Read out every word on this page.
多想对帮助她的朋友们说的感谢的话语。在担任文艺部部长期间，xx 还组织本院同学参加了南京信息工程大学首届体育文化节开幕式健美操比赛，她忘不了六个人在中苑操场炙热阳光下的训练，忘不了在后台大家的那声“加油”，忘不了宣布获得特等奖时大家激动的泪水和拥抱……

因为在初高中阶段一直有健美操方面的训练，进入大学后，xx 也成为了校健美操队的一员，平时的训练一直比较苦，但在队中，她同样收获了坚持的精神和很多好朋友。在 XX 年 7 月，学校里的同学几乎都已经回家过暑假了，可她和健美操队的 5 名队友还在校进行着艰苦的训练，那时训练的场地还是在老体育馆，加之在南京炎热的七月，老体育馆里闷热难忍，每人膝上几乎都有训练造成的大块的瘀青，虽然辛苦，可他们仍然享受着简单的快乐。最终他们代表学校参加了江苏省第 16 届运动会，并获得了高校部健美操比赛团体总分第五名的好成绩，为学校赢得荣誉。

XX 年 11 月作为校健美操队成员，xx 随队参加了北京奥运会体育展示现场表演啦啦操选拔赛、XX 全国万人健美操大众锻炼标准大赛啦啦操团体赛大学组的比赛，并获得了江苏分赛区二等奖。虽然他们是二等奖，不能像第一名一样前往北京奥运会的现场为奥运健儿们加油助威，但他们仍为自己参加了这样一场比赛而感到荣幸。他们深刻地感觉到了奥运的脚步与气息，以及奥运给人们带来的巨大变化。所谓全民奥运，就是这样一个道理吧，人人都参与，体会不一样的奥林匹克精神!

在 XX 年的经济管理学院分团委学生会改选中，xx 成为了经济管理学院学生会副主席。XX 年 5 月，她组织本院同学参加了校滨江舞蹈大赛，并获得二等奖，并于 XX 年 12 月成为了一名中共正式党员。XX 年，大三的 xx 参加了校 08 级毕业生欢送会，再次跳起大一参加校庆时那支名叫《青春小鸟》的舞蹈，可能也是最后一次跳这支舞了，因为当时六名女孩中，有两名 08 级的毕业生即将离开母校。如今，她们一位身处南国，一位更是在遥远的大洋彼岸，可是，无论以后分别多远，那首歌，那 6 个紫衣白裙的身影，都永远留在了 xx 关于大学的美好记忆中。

---

Copy all the records above exactly, missing none.

Read out every word on this page.
多想对帮助她的朋友们说的感谢的话语。在担任文艺部部长期间，xx 还组织本院同学参加了南京信息工程大学首届体育文化节开幕式健美操比赛，她忘不了六个人在中苑操场炙热阳光下的训练，忘不了在后台大家的那声“加油”，忘不了宣布获得特等奖时大家激动的泪水和拥抱……

因为在初高中阶段一直有健美操方面的训练，进入大学后，xx 也成为了校健美操队的一员，平时的训练一直比较苦，但在队中，她同样收获了坚持的精神和很多好朋友。在 XX 年 7 月，学校里的同学几乎都已经回家过暑假了，可她和健美操队的 5 名队友还在校进行着艰苦的训练，那时训练的场地还是在老体育馆，加之在南京炎热的七月，老体育馆里闷热难忍，每人膝上几乎都有训练造成的大块的瘀青，虽然辛苦，可他们仍然享受着简单的快乐。最终他们代表学校参加了江苏省第 16 届运动会，并获得了高校部健美操比赛团体总分第五名的好成绩，为学校赢得荣誉。

XX 年 11 月作为校健美操队成员，xx 随队参加了北京奥运会体育展示现场表演啦啦操选拔赛、XX 全国万人健美操大众锻炼标准大赛啦啦操团体赛大学组的比赛，并获得了江苏分赛区二等奖。虽然他们是二等奖，不能像第一名一样前往北京奥运会的现场为奥运健儿们加油助威，但他们仍为自己参加了这样一场比赛而感到荣幸。他们深刻地感觉到了奥运的脚步与气息，以及奥运给人们带来的巨大变化。所谓全民奥运，就是这样一个道理吧，人人都参与，体会不一样的奥林匹克精神!

在 XX 年的经济管理学院分团委学生会改选中，xx 成为了经济管理学院学生会副主席。XX 年 5 月，她组织本院同学参加了校滨江舞蹈大赛，并获得二等奖，并于 XX 年 12 月成为了一名中共正式党员。XX 年，大三的 xx 参加了校 08 级毕业生欢送会，再次跳起大一参加校庆时那支名叫《青春小鸟》的舞蹈，可能也是最后一次跳这支舞了，因为当时六名女孩中，有两名 08 级的毕业生即将离开母校。如今，她们一位身处南国，一位更是在遥远的大洋彼岸，可是，无论以后分别多远，那首歌，那 6 个紫衣白裙的身影，都永远留在了 xx 关于大学的美好记忆中。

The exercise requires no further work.